Task statement> Work through the records below and tally every line containing "落ちふた式U形側溝本体". Reply with the total alone.

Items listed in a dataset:
+--
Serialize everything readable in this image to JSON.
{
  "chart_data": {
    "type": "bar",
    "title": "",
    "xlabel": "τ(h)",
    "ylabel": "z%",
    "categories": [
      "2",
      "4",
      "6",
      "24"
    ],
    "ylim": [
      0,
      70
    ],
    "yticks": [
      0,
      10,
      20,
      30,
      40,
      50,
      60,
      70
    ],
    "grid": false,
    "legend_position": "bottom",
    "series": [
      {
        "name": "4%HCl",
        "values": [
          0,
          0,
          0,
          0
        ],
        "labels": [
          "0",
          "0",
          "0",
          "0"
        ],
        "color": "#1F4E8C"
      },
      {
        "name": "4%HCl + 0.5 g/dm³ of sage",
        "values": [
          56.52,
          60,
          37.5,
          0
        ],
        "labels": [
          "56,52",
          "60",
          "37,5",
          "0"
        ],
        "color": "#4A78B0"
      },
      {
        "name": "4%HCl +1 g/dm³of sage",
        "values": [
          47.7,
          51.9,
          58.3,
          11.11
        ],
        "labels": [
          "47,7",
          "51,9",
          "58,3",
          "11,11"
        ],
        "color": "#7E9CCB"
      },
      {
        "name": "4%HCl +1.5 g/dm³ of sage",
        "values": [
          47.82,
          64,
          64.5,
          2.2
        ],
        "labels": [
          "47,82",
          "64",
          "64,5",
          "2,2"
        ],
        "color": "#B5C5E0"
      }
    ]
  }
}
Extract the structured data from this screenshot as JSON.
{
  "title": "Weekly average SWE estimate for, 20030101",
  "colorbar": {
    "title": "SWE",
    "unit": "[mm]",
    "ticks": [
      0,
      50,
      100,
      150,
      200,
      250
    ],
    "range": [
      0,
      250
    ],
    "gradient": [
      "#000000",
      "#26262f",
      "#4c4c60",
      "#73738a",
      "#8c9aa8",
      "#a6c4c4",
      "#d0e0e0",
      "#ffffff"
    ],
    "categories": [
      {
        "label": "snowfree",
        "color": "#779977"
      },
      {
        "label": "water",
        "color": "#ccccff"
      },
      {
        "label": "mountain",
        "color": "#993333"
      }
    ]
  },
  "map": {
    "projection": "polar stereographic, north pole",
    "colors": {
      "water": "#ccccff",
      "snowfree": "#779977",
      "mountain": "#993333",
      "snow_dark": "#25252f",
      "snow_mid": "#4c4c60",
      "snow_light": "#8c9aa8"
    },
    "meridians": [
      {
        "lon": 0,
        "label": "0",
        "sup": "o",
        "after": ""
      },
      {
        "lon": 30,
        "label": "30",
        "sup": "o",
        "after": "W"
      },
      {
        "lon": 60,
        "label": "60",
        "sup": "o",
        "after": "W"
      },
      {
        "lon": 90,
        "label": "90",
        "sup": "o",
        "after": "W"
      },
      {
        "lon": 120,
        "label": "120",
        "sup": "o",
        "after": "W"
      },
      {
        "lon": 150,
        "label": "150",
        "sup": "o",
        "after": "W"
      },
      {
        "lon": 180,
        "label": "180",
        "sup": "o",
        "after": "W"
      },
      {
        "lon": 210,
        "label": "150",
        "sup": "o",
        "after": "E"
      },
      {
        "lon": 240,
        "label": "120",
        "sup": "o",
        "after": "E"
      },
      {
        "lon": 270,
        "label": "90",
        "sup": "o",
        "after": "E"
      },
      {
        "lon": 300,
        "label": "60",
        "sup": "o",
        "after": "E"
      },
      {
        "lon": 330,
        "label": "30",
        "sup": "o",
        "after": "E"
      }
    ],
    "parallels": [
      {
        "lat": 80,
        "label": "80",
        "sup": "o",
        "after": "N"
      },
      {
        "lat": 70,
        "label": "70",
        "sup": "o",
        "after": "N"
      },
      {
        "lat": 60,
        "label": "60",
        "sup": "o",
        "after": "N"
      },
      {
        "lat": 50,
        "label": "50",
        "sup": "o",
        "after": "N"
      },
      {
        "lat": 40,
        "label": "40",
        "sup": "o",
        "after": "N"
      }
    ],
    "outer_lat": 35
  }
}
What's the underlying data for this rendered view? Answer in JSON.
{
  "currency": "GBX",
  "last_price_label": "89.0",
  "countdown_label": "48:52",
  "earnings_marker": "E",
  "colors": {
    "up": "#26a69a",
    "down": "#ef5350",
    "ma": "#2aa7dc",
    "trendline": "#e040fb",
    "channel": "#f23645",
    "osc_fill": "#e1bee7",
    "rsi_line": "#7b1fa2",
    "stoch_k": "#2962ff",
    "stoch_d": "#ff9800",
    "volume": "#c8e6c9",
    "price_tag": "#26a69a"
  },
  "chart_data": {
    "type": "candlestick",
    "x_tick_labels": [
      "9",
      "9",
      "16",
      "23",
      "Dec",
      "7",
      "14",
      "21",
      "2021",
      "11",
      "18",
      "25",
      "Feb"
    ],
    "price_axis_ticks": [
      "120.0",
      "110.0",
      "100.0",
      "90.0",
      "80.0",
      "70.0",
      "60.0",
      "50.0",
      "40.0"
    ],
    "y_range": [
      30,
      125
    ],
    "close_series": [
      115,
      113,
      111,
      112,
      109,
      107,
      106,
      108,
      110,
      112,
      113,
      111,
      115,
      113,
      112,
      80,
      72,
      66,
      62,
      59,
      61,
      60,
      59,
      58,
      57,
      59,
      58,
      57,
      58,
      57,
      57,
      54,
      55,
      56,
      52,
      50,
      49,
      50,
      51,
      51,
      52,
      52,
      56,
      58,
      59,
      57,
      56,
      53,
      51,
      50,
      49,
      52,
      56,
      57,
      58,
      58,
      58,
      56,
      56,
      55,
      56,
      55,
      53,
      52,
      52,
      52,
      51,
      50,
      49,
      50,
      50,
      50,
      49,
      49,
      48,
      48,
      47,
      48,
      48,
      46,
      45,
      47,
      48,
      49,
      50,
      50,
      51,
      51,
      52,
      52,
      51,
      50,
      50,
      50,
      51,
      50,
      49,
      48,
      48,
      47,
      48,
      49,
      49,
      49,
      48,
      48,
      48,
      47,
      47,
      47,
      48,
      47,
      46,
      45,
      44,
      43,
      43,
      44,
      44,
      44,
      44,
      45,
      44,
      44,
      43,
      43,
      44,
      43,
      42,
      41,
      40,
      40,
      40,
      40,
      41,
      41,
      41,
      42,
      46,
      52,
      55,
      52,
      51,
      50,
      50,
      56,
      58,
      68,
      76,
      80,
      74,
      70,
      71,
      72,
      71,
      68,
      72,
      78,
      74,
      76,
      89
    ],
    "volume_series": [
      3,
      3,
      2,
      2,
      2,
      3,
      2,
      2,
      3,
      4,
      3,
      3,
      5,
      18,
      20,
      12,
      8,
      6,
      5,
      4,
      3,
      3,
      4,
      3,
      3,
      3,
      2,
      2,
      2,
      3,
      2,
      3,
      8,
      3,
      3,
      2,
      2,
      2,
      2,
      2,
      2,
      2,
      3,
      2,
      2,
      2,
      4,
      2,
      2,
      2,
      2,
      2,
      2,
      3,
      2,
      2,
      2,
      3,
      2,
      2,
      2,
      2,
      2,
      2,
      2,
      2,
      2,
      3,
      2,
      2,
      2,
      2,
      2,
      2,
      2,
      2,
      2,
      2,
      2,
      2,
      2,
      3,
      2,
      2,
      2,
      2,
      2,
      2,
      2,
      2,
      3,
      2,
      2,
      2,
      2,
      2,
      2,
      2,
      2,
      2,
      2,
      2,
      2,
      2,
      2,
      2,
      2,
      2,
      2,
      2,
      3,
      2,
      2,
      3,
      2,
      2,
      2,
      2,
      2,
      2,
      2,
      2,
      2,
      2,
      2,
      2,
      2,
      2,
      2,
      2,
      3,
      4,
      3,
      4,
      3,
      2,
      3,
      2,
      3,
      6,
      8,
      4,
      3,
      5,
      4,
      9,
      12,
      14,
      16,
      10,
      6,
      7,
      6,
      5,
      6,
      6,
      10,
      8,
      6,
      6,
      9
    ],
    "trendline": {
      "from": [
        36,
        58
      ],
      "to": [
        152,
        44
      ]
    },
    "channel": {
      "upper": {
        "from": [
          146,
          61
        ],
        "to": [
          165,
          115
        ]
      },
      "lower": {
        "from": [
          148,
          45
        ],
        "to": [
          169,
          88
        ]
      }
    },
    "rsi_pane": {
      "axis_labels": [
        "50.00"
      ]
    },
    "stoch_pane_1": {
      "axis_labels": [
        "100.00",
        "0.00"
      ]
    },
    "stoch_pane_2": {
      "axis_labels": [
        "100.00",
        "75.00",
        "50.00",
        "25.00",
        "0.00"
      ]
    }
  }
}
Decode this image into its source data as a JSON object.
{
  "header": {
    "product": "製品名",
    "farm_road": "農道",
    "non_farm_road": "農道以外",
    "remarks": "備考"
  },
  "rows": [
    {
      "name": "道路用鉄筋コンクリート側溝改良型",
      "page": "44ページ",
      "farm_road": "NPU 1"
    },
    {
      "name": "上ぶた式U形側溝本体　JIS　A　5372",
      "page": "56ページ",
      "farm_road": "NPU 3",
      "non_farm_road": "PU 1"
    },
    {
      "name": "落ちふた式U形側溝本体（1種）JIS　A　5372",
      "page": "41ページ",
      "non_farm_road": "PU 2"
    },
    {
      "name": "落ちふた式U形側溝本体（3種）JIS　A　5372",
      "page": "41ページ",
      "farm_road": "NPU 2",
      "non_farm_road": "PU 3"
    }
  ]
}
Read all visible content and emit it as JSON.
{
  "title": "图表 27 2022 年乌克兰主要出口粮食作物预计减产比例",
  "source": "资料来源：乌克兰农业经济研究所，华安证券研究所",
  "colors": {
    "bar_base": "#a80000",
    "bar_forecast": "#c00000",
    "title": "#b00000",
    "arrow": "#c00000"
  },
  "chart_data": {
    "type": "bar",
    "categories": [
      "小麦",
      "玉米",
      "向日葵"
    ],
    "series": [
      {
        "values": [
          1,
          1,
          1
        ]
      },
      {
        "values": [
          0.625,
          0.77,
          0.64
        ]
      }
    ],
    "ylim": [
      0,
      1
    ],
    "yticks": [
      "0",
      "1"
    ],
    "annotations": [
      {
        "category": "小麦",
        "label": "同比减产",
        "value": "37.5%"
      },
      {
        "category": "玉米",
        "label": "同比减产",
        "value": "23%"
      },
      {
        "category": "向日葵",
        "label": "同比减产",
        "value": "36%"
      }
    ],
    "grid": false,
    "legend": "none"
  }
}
+--
Solution> 2